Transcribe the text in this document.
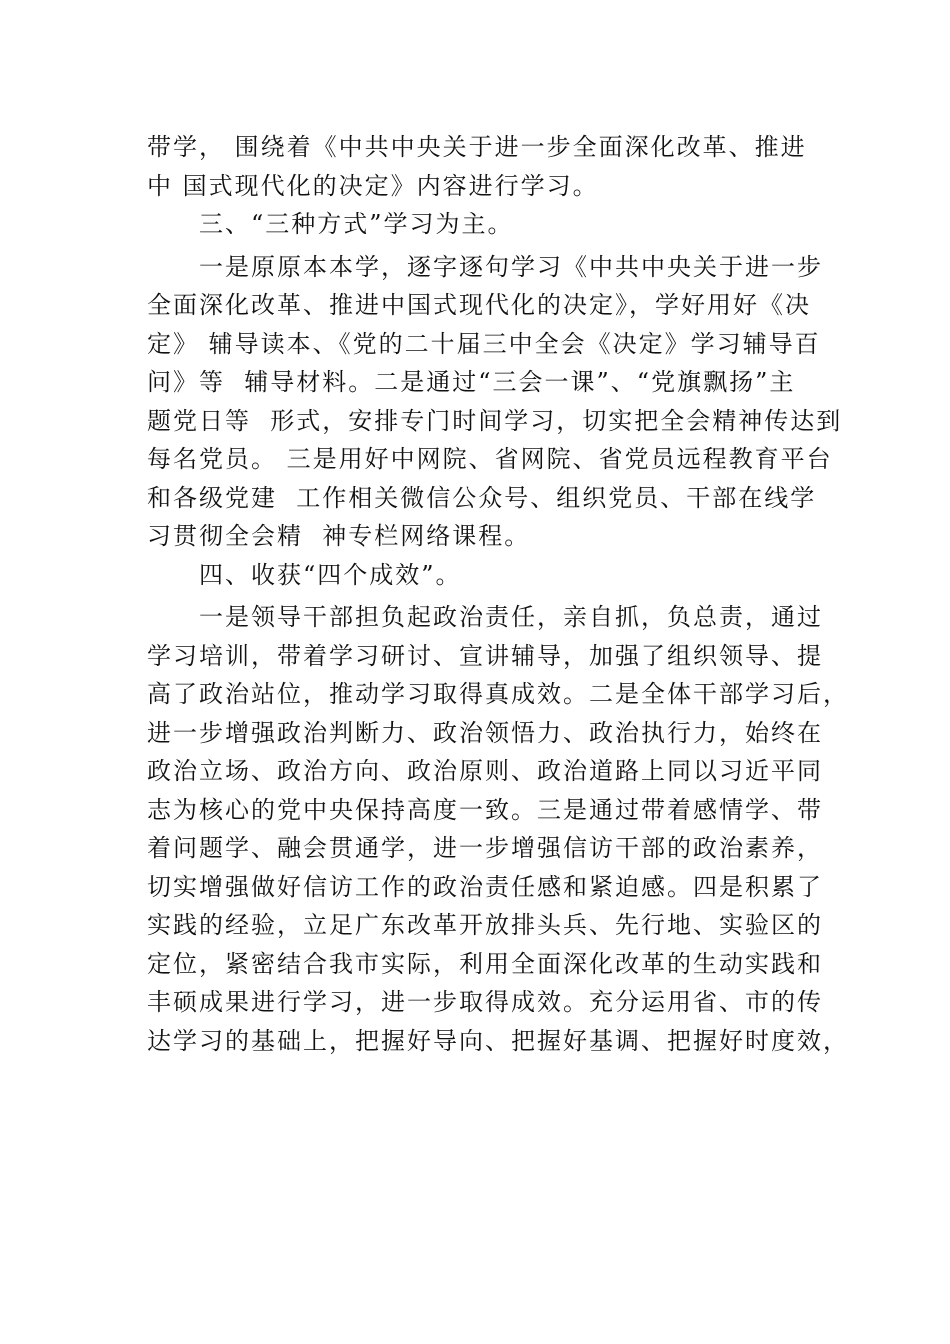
带学， 围绕着《中共中央关于进一步全面深化改革、推进
中 国式现代化的决定》内容进行学习。
三、“三种方式”学习为主。
一是原原本本学，逐字逐句学习《中共中央关于进一步
全面深化改革、推进中国式现代化的决定》，学好用好《决
定》 辅导读本、《党的二十届三中全会《决定》学习辅导百
问》等  辅导材料。二是通过“三会一课”、“党旗飘扬”主
题党日等  形式，安排专门时间学习，切实把全会精神传达到
每名党员。 三是用好中网院、省网院、省党员远程教育平台
和各级党建  工作相关微信公众号、组织党员、干部在线学
习贯彻全会精  神专栏网络课程。
四、收获“四个成效”。
一是领导干部担负起政治责任，亲自抓，负总责，通过
学习培训，带着学习研讨、宣讲辅导，加强了组织领导、提
高了政治站位，推动学习取得真成效。二是全体干部学习后，
进一步增强政治判断力、政治领悟力、政治执行力，始终在
政治立场、政治方向、政治原则、政治道路上同以习近平同
志为核心的党中央保持高度一致。三是通过带着感情学、带
着问题学、融会贯通学，进一步增强信访干部的政治素养，
切实增强做好信访工作的政治责任感和紧迫感。四是积累了
实践的经验，立足广东改革开放排头兵、先行地、实验区的
定位，紧密结合我市实际，利用全面深化改革的生动实践和
丰硕成果进行学习，进一步取得成效。充分运用省、市的传
达学习的基础上，把握好导向、把握好基调、把握好时度效，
-------------------------
** EXERCISE DESCRIPTION **
Can you restate all the records above word for word while dropping the pictures?

** THE OUTPUT **
Transcribe the text in this document.
带学， 围绕着《中共中央关于进一步全面深化改革、推进
中 国式现代化的决定》内容进行学习。
三、“三种方式”学习为主。
一是原原本本学，逐字逐句学习《中共中央关于进一步
全面深化改革、推进中国式现代化的决定》，学好用好《决
定》 辅导读本、《党的二十届三中全会《决定》学习辅导百
问》等  辅导材料。二是通过“三会一课”、“党旗飘扬”主
题党日等  形式，安排专门时间学习，切实把全会精神传达到
每名党员。 三是用好中网院、省网院、省党员远程教育平台
和各级党建  工作相关微信公众号、组织党员、干部在线学
习贯彻全会精  神专栏网络课程。
四、收获“四个成效”。
一是领导干部担负起政治责任，亲自抓，负总责，通过
学习培训，带着学习研讨、宣讲辅导，加强了组织领导、提
高了政治站位，推动学习取得真成效。二是全体干部学习后，
进一步增强政治判断力、政治领悟力、政治执行力，始终在
政治立场、政治方向、政治原则、政治道路上同以习近平同
志为核心的党中央保持高度一致。三是通过带着感情学、带
着问题学、融会贯通学，进一步增强信访干部的政治素养，
切实增强做好信访工作的政治责任感和紧迫感。四是积累了
实践的经验，立足广东改革开放排头兵、先行地、实验区的
定位，紧密结合我市实际，利用全面深化改革的生动实践和
丰硕成果进行学习，进一步取得成效。充分运用省、市的传
达学习的基础上，把握好导向、把握好基调、把握好时度效，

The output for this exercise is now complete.